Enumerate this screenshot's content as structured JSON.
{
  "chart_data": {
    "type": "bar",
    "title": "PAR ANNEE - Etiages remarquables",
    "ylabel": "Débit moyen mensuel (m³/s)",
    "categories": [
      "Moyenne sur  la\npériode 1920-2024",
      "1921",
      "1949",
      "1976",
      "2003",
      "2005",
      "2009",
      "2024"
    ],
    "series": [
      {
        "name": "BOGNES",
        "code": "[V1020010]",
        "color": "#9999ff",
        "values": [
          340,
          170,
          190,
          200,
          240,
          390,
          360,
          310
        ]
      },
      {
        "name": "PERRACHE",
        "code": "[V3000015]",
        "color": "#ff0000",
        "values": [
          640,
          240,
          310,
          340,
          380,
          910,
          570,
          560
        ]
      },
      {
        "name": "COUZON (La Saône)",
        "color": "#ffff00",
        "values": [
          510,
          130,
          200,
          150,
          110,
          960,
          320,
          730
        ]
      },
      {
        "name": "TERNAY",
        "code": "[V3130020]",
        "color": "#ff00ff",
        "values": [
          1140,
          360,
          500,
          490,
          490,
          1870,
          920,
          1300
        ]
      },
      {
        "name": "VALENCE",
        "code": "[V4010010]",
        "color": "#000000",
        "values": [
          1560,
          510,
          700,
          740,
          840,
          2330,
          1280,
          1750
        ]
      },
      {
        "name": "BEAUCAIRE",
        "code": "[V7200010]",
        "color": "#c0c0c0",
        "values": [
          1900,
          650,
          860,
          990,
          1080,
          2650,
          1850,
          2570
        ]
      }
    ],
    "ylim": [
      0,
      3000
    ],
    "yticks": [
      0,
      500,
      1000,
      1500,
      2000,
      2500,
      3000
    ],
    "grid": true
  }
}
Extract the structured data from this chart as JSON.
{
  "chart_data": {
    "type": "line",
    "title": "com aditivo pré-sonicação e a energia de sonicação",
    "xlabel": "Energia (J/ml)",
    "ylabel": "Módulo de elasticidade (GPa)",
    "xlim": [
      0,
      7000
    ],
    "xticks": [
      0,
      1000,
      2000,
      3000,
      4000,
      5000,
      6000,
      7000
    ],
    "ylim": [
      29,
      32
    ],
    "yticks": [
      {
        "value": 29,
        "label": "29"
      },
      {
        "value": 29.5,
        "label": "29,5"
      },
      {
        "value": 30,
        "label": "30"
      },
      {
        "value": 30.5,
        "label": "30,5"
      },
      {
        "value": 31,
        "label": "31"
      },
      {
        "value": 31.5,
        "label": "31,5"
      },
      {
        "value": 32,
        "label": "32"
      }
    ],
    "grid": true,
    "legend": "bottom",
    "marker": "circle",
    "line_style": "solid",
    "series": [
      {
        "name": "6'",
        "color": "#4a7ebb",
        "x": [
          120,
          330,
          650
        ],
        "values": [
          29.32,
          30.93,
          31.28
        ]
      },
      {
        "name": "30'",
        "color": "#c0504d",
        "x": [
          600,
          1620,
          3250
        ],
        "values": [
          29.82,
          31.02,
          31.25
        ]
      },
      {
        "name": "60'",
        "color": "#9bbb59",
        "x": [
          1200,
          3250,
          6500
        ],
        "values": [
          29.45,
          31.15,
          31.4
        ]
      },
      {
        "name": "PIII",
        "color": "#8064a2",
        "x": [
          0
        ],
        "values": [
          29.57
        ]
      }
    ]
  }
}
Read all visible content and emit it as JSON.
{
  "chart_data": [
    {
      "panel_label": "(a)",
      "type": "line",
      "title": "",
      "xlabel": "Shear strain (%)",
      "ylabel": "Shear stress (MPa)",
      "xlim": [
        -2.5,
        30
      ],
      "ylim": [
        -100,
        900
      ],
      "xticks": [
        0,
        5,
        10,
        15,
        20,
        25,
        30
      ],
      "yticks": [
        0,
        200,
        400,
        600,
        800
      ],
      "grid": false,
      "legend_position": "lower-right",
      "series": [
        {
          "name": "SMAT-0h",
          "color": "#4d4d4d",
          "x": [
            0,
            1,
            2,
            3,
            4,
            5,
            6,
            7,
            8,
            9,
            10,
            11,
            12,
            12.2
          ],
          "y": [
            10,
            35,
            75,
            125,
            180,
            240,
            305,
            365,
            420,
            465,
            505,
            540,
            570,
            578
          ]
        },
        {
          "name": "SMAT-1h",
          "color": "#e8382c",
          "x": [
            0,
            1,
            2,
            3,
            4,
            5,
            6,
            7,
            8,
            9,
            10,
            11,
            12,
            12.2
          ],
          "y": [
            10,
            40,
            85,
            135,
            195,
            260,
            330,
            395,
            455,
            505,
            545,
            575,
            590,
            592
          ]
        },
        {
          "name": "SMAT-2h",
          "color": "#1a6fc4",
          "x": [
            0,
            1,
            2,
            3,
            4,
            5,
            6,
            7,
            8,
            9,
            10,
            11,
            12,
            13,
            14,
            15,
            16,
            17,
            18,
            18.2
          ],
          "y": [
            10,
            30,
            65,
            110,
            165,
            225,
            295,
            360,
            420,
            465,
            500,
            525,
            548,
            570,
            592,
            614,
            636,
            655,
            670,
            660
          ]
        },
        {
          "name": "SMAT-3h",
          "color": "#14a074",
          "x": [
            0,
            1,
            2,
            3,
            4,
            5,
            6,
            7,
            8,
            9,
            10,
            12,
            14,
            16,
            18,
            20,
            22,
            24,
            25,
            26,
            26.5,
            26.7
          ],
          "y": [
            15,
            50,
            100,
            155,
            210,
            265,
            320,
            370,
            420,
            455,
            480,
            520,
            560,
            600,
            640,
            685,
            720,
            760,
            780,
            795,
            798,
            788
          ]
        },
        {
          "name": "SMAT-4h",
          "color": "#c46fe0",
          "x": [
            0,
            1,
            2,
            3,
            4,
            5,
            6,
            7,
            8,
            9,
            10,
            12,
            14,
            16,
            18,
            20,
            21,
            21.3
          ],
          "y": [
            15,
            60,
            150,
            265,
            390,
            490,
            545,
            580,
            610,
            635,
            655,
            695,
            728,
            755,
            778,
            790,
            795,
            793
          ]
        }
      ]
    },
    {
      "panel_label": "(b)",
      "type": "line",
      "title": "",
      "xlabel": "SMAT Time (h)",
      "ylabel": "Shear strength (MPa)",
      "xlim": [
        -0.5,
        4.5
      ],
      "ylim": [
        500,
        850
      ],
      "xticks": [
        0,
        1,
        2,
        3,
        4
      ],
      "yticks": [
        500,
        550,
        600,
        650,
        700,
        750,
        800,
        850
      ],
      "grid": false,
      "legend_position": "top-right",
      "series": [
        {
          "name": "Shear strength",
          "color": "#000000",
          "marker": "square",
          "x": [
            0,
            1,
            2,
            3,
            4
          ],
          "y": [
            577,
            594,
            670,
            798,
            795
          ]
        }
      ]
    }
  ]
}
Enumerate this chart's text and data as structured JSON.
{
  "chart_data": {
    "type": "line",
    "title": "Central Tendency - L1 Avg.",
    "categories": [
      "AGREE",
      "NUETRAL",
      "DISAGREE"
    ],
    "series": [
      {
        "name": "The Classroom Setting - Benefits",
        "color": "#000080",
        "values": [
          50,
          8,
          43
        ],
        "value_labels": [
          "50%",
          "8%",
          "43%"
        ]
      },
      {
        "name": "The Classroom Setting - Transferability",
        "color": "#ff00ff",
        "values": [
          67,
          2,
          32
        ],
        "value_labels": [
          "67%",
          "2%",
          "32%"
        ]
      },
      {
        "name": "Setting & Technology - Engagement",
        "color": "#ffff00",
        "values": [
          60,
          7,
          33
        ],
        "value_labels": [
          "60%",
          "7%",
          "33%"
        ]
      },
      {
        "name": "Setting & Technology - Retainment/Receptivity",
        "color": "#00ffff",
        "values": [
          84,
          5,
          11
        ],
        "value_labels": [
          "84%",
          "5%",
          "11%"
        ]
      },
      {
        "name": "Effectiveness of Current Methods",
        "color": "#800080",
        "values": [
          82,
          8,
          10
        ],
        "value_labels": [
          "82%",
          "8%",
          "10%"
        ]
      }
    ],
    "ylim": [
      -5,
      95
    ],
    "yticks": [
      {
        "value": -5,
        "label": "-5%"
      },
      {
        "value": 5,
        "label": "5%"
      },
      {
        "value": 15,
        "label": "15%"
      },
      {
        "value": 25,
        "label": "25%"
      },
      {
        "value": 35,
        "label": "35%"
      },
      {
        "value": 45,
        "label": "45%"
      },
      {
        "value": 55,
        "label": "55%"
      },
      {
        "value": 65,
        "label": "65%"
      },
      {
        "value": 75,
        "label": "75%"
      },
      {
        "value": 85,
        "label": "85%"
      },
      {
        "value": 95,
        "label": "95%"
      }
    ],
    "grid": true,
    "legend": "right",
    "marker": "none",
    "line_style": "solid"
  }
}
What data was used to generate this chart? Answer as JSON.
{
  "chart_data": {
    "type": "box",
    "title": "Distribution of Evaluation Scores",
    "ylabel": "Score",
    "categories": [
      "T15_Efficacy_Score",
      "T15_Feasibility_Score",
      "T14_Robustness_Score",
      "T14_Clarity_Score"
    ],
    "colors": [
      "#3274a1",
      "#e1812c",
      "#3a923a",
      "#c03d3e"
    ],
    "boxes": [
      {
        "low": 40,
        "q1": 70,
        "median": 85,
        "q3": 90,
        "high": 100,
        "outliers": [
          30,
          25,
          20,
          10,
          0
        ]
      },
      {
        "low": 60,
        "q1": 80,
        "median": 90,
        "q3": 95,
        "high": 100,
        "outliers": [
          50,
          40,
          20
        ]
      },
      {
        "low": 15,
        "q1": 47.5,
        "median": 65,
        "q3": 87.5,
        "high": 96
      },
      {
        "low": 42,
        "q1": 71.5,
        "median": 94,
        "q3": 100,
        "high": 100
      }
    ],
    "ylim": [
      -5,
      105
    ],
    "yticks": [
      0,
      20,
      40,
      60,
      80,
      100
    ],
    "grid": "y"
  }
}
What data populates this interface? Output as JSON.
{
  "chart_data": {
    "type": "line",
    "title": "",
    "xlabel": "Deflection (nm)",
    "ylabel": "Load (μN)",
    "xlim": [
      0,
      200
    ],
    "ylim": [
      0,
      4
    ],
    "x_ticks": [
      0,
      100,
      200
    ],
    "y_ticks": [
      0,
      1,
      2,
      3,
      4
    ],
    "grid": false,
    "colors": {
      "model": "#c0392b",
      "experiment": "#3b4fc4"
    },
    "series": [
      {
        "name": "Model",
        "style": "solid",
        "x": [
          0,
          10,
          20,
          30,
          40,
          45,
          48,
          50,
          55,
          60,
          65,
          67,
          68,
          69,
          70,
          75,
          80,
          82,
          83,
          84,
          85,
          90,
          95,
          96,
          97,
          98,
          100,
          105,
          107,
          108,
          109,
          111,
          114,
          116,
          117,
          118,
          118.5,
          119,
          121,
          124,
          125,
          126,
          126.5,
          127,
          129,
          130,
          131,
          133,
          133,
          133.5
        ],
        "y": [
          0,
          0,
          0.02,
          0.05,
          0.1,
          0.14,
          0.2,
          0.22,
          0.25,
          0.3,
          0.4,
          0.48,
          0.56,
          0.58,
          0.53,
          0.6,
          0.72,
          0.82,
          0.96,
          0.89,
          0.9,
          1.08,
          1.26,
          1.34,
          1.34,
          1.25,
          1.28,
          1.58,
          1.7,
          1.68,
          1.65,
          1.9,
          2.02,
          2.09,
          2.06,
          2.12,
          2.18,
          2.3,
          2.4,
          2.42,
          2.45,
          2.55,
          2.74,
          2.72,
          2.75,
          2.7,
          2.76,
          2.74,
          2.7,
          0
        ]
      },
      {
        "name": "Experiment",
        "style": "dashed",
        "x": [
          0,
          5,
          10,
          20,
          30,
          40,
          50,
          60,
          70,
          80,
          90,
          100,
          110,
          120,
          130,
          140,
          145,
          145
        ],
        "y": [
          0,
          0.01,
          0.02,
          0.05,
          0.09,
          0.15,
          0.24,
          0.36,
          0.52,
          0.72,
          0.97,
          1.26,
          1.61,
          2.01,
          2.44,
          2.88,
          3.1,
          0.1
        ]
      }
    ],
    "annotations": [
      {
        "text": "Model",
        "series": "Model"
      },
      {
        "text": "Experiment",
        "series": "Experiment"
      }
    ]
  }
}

========================================================================

— Instruction —
Your answer should be one number: how many lines in the material above contain the string "Classroom".

— Exercise answer —
2